### Stated goal
Copy the rows below word for word, beginning with the row that contains "84, 135, 98]" and ending after the row that contains "141, 299, 155]".

######

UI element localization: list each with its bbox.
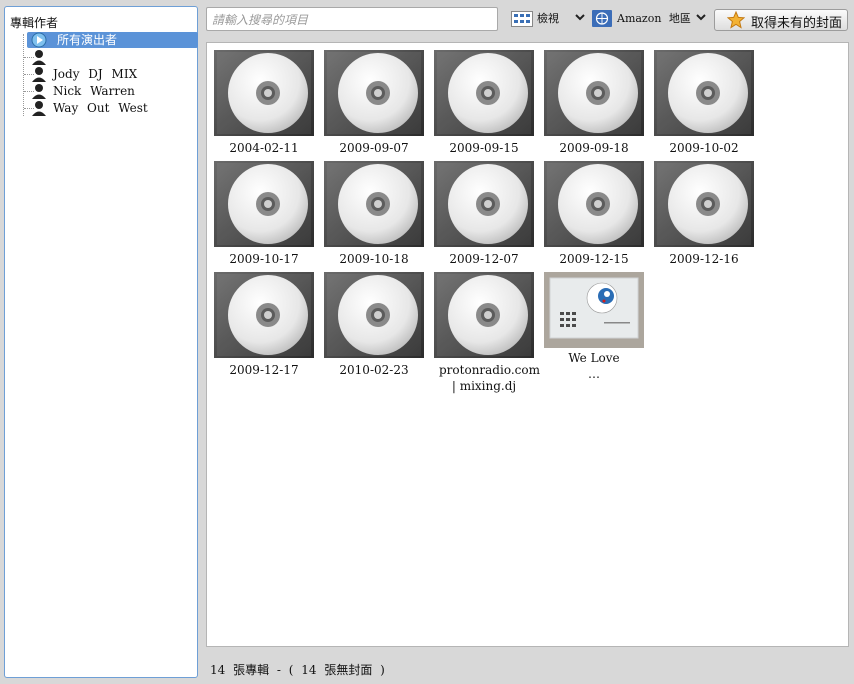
artist-label: Nick Warren	[53, 84, 135, 98]
album-title: 2009-10-18	[339, 252, 409, 266]
fetch-missing-covers-button[interactable]: 取得未有的封面	[714, 9, 848, 31]
album-title: 2009-09-15	[449, 141, 519, 155]
cd-icon	[654, 50, 754, 136]
person-icon	[32, 84, 46, 99]
view-label: 檢視	[537, 12, 559, 25]
album-title: We Love …	[568, 351, 620, 381]
search-input[interactable]	[210, 10, 496, 30]
album-title: 2009-12-16	[669, 252, 739, 266]
cd-icon	[324, 272, 424, 358]
chevron-down-icon[interactable]	[574, 10, 586, 26]
artist-item-all[interactable]: 所有演出者	[27, 32, 199, 48]
cd-icon	[214, 272, 314, 358]
artist-tree-pane: 專輯作者 所有演出者 Jody DJ MIX Nick Warren Way O…	[4, 6, 198, 678]
cd-icon	[434, 161, 534, 247]
cd-icon	[324, 161, 424, 247]
album-grid: 2004-02-11 2009-09-07 2009-09-15 2009-09…	[206, 42, 849, 647]
all-artists-icon	[31, 32, 47, 48]
cd-icon	[544, 161, 644, 247]
album-title: 2009-12-15	[559, 252, 629, 266]
album-title: 2004-02-11	[229, 141, 299, 155]
artist-label: Way Out West	[53, 101, 148, 115]
cd-icon	[434, 272, 534, 358]
album-title: 2009-09-07	[339, 141, 409, 155]
cd-icon	[434, 50, 534, 136]
artist-label: Jody DJ MIX	[53, 67, 138, 81]
amazon-label: Amazon 地區	[617, 12, 691, 25]
album-title: 2009-12-17	[229, 363, 299, 377]
cd-icon	[544, 50, 644, 136]
album-title: 2009-09-18	[559, 141, 629, 155]
fetch-covers-label: 取得未有的封面	[751, 16, 843, 31]
status-bar: 14 張專輯 - ( 14 張無封面 )	[210, 663, 385, 677]
search-box	[206, 7, 498, 31]
cd-icon	[324, 50, 424, 136]
cd-icon	[214, 161, 314, 247]
album-title: 2009-12-07	[449, 252, 519, 266]
album-title: 2009-10-17	[229, 252, 299, 266]
album-title: 2010-02-23	[339, 363, 409, 377]
album-title: 2009-10-02	[669, 141, 739, 155]
person-icon	[32, 67, 46, 82]
star-icon	[727, 11, 745, 29]
person-icon	[32, 50, 46, 65]
tree-connector	[23, 34, 24, 116]
person-icon	[32, 101, 46, 116]
globe-flag-icon	[592, 10, 612, 27]
grid-view-icon	[511, 11, 533, 27]
cd-icon	[654, 161, 754, 247]
cd-icon	[214, 50, 314, 136]
album-title: protonradio.com | mixing.dj	[439, 363, 540, 393]
album-art-photo	[544, 272, 644, 348]
chevron-down-icon[interactable]	[695, 10, 707, 26]
pane-title: 專輯作者	[10, 16, 59, 30]
artist-label: 所有演出者	[57, 33, 118, 47]
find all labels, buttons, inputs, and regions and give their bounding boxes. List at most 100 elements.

######

### Exercise output
artist-label: Nick Warren	[53, 84, 135, 98]
album-title: 2009-10-18	[339, 252, 409, 266]
fetch-missing-covers-button[interactable]: 取得未有的封面	[714, 9, 848, 31]
album-title: 2009-09-15	[449, 141, 519, 155]
cd-icon	[654, 50, 754, 136]
person-icon	[32, 84, 46, 99]
view-label: 檢視	[537, 12, 559, 25]
album-title: We Love …	[568, 351, 620, 381]
search-input[interactable]	[210, 10, 496, 30]
album-title: 2009-12-16	[669, 252, 739, 266]
cd-icon	[324, 272, 424, 358]
chevron-down-icon[interactable]	[574, 10, 586, 26]
artist-item-all[interactable]: 所有演出者	[27, 32, 199, 48]
cd-icon	[214, 272, 314, 358]
artist-tree-pane: 專輯作者 所有演出者 Jody DJ MIX Nick Warren Way O…	[4, 6, 198, 678]
cd-icon	[434, 161, 534, 247]
cd-icon	[324, 161, 424, 247]
album-grid: 2004-02-11 2009-09-07 2009-09-15 2009-09…	[206, 42, 849, 647]
all-artists-icon	[31, 32, 47, 48]
cd-icon	[544, 161, 644, 247]
album-title: 2009-12-15	[559, 252, 629, 266]
album-title: 2004-02-11	[229, 141, 299, 155]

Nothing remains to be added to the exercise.